Data listing
↓↓↓
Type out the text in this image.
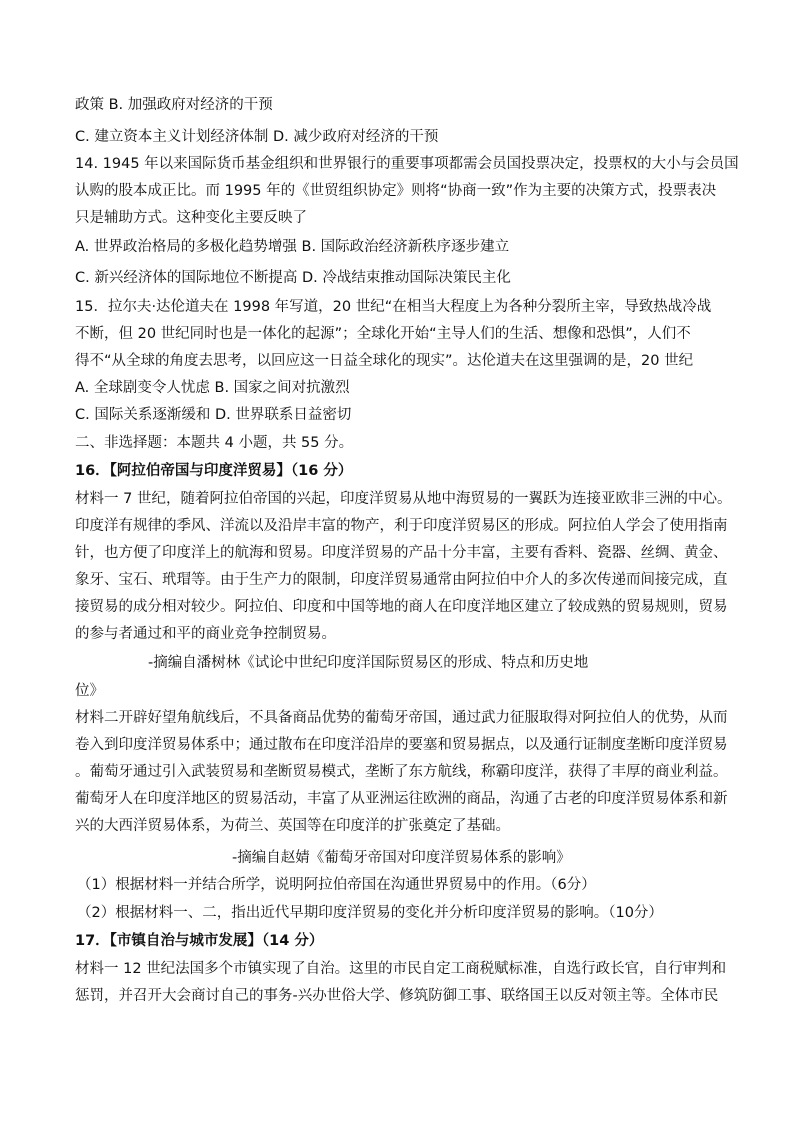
政策 B. 加强政府对经济的干预
C. 建立资本主义计划经济体制 D. 减少政府对经济的干预
14. 1945 年以来国际货币基金组织和世界银行的重要事项都需会员国投票决定，投票权的大小与会员国
认购的股本成正比。而 1995 年的《世贸组织协定》则将“协商一致”作为主要的决策方式，投票表决
只是辅助方式。这种变化主要反映了
A. 世界政治格局的多极化趋势增强 B. 国际政治经济新秩序逐步建立
C. 新兴经济体的国际地位不断提高 D. 冷战结束推动国际决策民主化
15．拉尔夫·达伦道夫在 1998 年写道，20 世纪“在相当大程度上为各种分裂所主宰，导致热战冷战
不断，但 20 世纪同时也是一体化的起源”；全球化开始“主导人们的生活、想像和恐惧”，人们不
得不“从全球的角度去思考，以回应这一日益全球化的现实”。达伦道夫在这里强调的是，20 世纪
A. 全球剧变令人忧虑 B. 国家之间对抗激烈
C. 国际关系逐渐缓和 D. 世界联系日益密切
二、非选择题：本题共 4 小题，共 55 分。
16．【阿拉伯帝国与印度洋贸易】（16 分）
材料一 7 世纪，随着阿拉伯帝国的兴起，印度洋贸易从地中海贸易的一翼跃为连接亚欧非三洲的中心。
印度洋有规律的季风、洋流以及沿岸丰富的物产，利于印度洋贸易区的形成。阿拉伯人学会了使用指南
针，也方便了印度洋上的航海和贸易。印度洋贸易的产品十分丰富，主要有香料、瓷器、丝绸、黄金、
象牙、宝石、玳瑁等。由于生产力的限制，印度洋贸易通常由阿拉伯中介人的多次传递而间接完成，直
接贸易的成分相对较少。阿拉伯、印度和中国等地的商人在印度洋地区建立了较成熟的贸易规则，贸易
的参与者通过和平的商业竞争控制贸易。
-摘编自潘树林《试论中世纪印度洋国际贸易区的形成、特点和历史地
位》
材料二开辟好望角航线后，不具备商品优势的葡萄牙帝国，通过武力征服取得对阿拉伯人的优势，从而
卷入到印度洋贸易体系中；通过散布在印度洋沿岸的要塞和贸易据点，以及通行证制度垄断印度洋贸易
。葡萄牙通过引入武装贸易和垄断贸易模式，垄断了东方航线，称霸印度洋，获得了丰厚的商业利益。
葡萄牙人在印度洋地区的贸易活动，丰富了从亚洲运往欧洲的商品，沟通了古老的印度洋贸易体系和新
兴的大西洋贸易体系，为荷兰、英国等在印度洋的扩张奠定了基础。
-摘编自赵婧《葡萄牙帝国对印度洋贸易体系的影响》
（1）根据材料一并结合所学，说明阿拉伯帝国在沟通世界贸易中的作用。（6分）
（2）根据材料一、二，指出近代早期印度洋贸易的变化并分析印度洋贸易的影响。（10分）
17．【市镇自治与城市发展】（14 分）
材料一 12 世纪法国多个市镇实现了自治。这里的市民自定工商税赋标准，自选行政长官，自行审判和
惩罚，并召开大会商讨自己的事务-兴办世俗大学、修筑防御工事、联络国王以反对领主等。全体市民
↑↑↑
THE EXERCISE:
The entries above should be reproduced exactly, without their pictures.

ANSWER FOR THE TASK:
Type out the text in this image.
政策 B. 加强政府对经济的干预
C. 建立资本主义计划经济体制 D. 减少政府对经济的干预
14. 1945 年以来国际货币基金组织和世界银行的重要事项都需会员国投票决定，投票权的大小与会员国
认购的股本成正比。而 1995 年的《世贸组织协定》则将“协商一致”作为主要的决策方式，投票表决
只是辅助方式。这种变化主要反映了
A. 世界政治格局的多极化趋势增强 B. 国际政治经济新秩序逐步建立
C. 新兴经济体的国际地位不断提高 D. 冷战结束推动国际决策民主化
15．拉尔夫·达伦道夫在 1998 年写道，20 世纪“在相当大程度上为各种分裂所主宰，导致热战冷战
不断，但 20 世纪同时也是一体化的起源”；全球化开始“主导人们的生活、想像和恐惧”，人们不
得不“从全球的角度去思考，以回应这一日益全球化的现实”。达伦道夫在这里强调的是，20 世纪
A. 全球剧变令人忧虑 B. 国家之间对抗激烈
C. 国际关系逐渐缓和 D. 世界联系日益密切
二、非选择题：本题共 4 小题，共 55 分。
16．【阿拉伯帝国与印度洋贸易】（16 分）
材料一 7 世纪，随着阿拉伯帝国的兴起，印度洋贸易从地中海贸易的一翼跃为连接亚欧非三洲的中心。
印度洋有规律的季风、洋流以及沿岸丰富的物产，利于印度洋贸易区的形成。阿拉伯人学会了使用指南
针，也方便了印度洋上的航海和贸易。印度洋贸易的产品十分丰富，主要有香料、瓷器、丝绸、黄金、
象牙、宝石、玳瑁等。由于生产力的限制，印度洋贸易通常由阿拉伯中介人的多次传递而间接完成，直
接贸易的成分相对较少。阿拉伯、印度和中国等地的商人在印度洋地区建立了较成熟的贸易规则，贸易
的参与者通过和平的商业竞争控制贸易。
-摘编自潘树林《试论中世纪印度洋国际贸易区的形成、特点和历史地
位》
材料二开辟好望角航线后，不具备商品优势的葡萄牙帝国，通过武力征服取得对阿拉伯人的优势，从而
卷入到印度洋贸易体系中；通过散布在印度洋沿岸的要塞和贸易据点，以及通行证制度垄断印度洋贸易
。葡萄牙通过引入武装贸易和垄断贸易模式，垄断了东方航线，称霸印度洋，获得了丰厚的商业利益。
葡萄牙人在印度洋地区的贸易活动，丰富了从亚洲运往欧洲的商品，沟通了古老的印度洋贸易体系和新
兴的大西洋贸易体系，为荷兰、英国等在印度洋的扩张奠定了基础。
-摘编自赵婧《葡萄牙帝国对印度洋贸易体系的影响》
（1）根据材料一并结合所学，说明阿拉伯帝国在沟通世界贸易中的作用。（6分）
（2）根据材料一、二，指出近代早期印度洋贸易的变化并分析印度洋贸易的影响。（10分）
17．【市镇自治与城市发展】（14 分）
材料一 12 世纪法国多个市镇实现了自治。这里的市民自定工商税赋标准，自选行政长官，自行审判和
惩罚，并召开大会商讨自己的事务-兴办世俗大学、修筑防御工事、联络国王以反对领主等。全体市民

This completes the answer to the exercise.